What is Parental Alienation?

Parental alienation is a weaponization strategy whereby one parent intentionally displays to the child unjustified negativity aimed at the other parent. The purpose of this strategy is to damage the child's relationship with the other parent and to turn the child's emotions against that other parent.


Webmd.com mentions that 3 signs of Parental Alienation are:


1. Unjust Criticism

No parent is perfect, some may even lose their tempers or yell at their children. Likewise, all children get mad at their parents at times and have disagreements. Children with parental alienation, however, will criticize the target parent severely and without cause. They rarely or never have anything good to say about them. If they do enjoy time with the target parent, they may keep it from their other parent for fear of losing favor with them.


2. Unwavering Support for the Alienating Parent

As much as they criticize the target parent, the child will staunchly defend their other parent. They have extreme “black and white” thinking. Nothing done by the alienated parent is good, and nothing the favored parent does is bad. They will deny that the alienating parent has influenced them and claim their feelings are all their own.


3. No Feelings of Guilt

While most children who get mad and say hurtful things to their parents will feel sorry and apologize later, children with parental alienation feel no guilt about their mistreatment of the alienated parent. They feel justified in their hatred and may even extend it to include the entire family. Their criticism and harshness may include siblings and family friends as well.


The Quiet Attack

Once my relationship with Denise became public, I began hearing stories from friends and family of things being discussed behind my back. Whenever my name was brought up there was a private family joke, "Terry, who?", that surfaced. Details of our divorce arrangement were spread. My new wife was ridiculed and mocked by the family. Most hurtful of all, my former wife's happiness was celebrated, but my happiness was labeled as abandonment. Eventually 3 of my 4 children and their families began drifting away from me.

= Challenge 1 =
Extract the passage on parental alienation in full, reproducing it word for word.

= Extracted records =
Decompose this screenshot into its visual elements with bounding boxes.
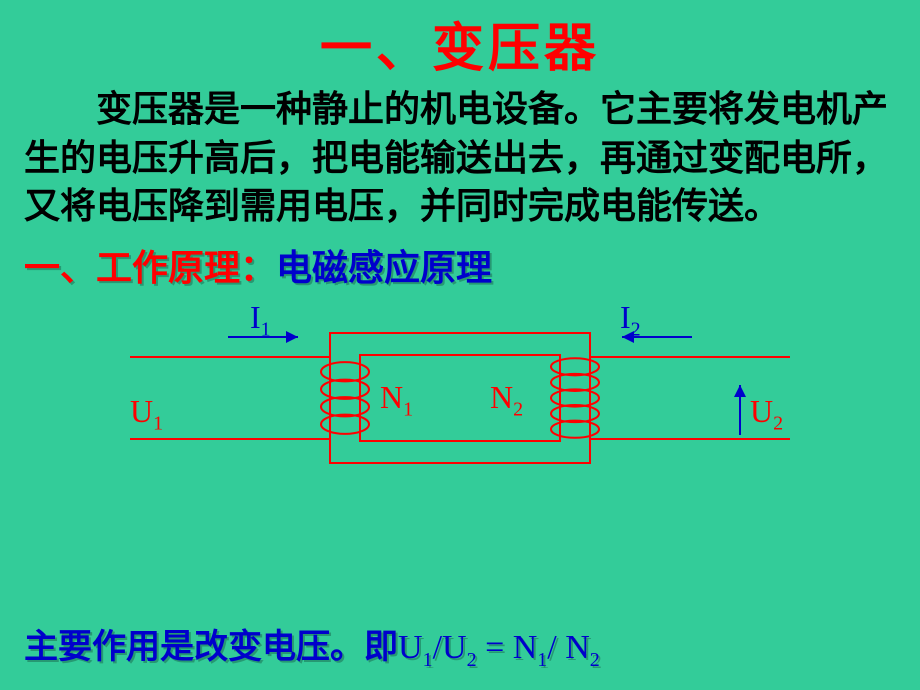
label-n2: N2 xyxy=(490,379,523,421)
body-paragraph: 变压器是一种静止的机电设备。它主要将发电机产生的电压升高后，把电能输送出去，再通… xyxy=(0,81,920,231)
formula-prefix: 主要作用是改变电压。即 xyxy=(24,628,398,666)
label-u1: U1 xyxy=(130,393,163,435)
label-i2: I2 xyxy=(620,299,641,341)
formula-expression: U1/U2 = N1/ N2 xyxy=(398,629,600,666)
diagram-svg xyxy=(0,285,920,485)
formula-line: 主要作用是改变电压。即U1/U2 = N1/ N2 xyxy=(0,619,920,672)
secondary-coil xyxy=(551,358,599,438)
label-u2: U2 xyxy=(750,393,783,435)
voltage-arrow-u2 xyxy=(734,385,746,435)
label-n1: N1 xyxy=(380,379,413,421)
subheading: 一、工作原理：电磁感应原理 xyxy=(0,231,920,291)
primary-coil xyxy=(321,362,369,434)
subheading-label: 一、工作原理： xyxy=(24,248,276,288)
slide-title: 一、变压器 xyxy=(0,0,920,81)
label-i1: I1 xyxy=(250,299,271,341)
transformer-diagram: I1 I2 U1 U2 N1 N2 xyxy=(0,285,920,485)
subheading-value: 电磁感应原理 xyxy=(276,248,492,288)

= Challenge 2 =
Copy the stretch of rows from the line containing "label-n2: N2 xyxy=(490,379,523,421)" through the last row, keeping every line unchanged.

= Response 1 =
What is Parental Alienation?

Parental alienation is a weaponization strategy whereby one parent intentionally displays to the child unjustified negativity aimed at the other parent. The purpose of this strategy is to damage the child's relationship with the other parent and to turn the child's emotions against that other parent.


Webmd.com mentions that 3 signs of Parental Alienation are:


1. Unjust Criticism

No parent is perfect, some may even lose their tempers or yell at their children. Likewise, all children get mad at their parents at times and have disagreements. Children with parental alienation, however, will criticize the target parent severely and without cause. They rarely or never have anything good to say about them. If they do enjoy time with the target parent, they may keep it from their other parent for fear of losing favor with them.


2. Unwavering Support for the Alienating Parent

As much as they criticize the target parent, the child will staunchly defend their other parent. They have extreme “black and white” thinking. Nothing done by the alienated parent is good, and nothing the favored parent does is bad. They will deny that the alienating parent has influenced them and claim their feelings are all their own.


3. No Feelings of Guilt

While most children who get mad and say hurtful things to their parents will feel sorry and apologize later, children with parental alienation feel no guilt about their mistreatment of the alienated parent. They feel justified in their hatred and may even extend it to include the entire family. Their criticism and harshness may include siblings and family friends as well.


The Quiet Attack

Once my relationship with Denise became public, I began hearing stories from friends and family of things being discussed behind my back. Whenever my name was brought up there was a private family joke, "Terry, who?", that surfaced. Details of our divorce arrangement were spread. My new wife was ridiculed and mocked by the family. Most hurtful of all, my former wife's happiness was celebrated, but my happiness was labeled as abandonment. Eventually 3 of my 4 children and their families began drifting away from me.

= Response 2 =
label-n2: N2 xyxy=(490,379,523,421)
body-paragraph: 变压器是一种静止的机电设备。它主要将发电机产生的电压升高后，把电能输送出去，再通… xyxy=(0,81,920,231)
formula-prefix: 主要作用是改变电压。即 xyxy=(24,628,398,666)
label-u1: U1 xyxy=(130,393,163,435)
label-i2: I2 xyxy=(620,299,641,341)
formula-expression: U1/U2 = N1/ N2 xyxy=(398,629,600,666)
diagram-svg xyxy=(0,285,920,485)
formula-line: 主要作用是改变电压。即U1/U2 = N1/ N2 xyxy=(0,619,920,672)
secondary-coil xyxy=(551,358,599,438)
label-u2: U2 xyxy=(750,393,783,435)
voltage-arrow-u2 xyxy=(734,385,746,435)
label-n1: N1 xyxy=(380,379,413,421)
subheading: 一、工作原理：电磁感应原理 xyxy=(0,231,920,291)
primary-coil xyxy=(321,362,369,434)
subheading-label: 一、工作原理： xyxy=(24,248,276,288)
slide-title: 一、变压器 xyxy=(0,0,920,81)
label-i1: I1 xyxy=(250,299,271,341)
transformer-diagram: I1 I2 U1 U2 N1 N2 xyxy=(0,285,920,485)
subheading-value: 电磁感应原理 xyxy=(276,248,492,288)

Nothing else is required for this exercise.